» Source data
·····

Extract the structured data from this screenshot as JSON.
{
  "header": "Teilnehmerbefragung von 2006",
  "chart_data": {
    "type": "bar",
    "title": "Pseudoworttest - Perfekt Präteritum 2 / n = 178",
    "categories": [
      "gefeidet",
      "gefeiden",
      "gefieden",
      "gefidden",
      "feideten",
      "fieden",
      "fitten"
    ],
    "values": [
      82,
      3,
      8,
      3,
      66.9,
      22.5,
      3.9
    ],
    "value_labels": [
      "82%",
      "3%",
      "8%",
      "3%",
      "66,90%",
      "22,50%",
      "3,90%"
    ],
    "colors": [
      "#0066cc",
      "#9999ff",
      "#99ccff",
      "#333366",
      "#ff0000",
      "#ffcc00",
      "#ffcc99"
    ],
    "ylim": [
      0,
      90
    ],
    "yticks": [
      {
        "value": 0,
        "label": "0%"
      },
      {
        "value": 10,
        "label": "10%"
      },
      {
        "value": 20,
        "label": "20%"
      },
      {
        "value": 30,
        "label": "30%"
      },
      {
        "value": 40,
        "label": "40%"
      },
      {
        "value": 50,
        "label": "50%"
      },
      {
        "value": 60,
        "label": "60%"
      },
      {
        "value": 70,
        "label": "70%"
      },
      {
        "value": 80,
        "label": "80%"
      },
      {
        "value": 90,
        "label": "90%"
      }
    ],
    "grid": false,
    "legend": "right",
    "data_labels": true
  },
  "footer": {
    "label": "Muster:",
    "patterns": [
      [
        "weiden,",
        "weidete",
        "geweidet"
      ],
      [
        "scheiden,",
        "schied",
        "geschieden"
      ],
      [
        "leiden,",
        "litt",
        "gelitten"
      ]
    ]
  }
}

·····

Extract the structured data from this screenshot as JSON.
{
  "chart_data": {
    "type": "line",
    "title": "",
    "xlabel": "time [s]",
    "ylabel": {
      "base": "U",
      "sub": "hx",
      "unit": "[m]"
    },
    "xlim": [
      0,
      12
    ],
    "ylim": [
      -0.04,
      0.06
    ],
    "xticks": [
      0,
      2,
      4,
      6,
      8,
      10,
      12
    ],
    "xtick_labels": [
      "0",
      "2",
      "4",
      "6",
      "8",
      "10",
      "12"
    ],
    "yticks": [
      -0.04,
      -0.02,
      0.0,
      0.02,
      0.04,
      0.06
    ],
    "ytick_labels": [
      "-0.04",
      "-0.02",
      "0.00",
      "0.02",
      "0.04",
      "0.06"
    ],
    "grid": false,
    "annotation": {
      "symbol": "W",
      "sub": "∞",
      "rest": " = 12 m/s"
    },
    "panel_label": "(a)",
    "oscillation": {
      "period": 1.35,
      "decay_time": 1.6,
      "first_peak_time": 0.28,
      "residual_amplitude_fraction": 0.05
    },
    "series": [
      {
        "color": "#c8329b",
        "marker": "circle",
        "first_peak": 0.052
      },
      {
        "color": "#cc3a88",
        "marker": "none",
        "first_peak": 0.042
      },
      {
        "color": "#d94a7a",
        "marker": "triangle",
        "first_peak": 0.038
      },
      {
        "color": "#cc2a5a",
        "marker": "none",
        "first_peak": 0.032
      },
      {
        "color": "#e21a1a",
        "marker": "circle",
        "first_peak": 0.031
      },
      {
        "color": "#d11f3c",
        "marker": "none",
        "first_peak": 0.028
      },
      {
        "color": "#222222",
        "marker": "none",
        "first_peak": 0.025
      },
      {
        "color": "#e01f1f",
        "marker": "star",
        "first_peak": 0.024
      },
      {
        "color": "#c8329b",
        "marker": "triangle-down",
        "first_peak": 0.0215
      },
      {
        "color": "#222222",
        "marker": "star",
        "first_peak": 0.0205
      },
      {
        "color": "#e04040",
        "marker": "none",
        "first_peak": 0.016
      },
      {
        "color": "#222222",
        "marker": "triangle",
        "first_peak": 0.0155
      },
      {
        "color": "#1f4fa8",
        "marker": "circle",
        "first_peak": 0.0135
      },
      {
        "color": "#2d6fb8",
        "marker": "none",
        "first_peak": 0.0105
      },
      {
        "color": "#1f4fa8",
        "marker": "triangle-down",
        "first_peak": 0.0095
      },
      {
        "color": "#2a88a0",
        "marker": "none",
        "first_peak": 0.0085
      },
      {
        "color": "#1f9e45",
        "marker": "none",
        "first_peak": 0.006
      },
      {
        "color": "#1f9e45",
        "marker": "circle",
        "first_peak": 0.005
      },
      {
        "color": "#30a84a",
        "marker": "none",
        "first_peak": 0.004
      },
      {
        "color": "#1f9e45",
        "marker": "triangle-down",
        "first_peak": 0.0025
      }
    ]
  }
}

·····

Go through the material line by line. Show each line that contains the string "title".

    "title": "Pseudoworttest - Perfekt Präteritum 2 / n = 178",
    "title": "",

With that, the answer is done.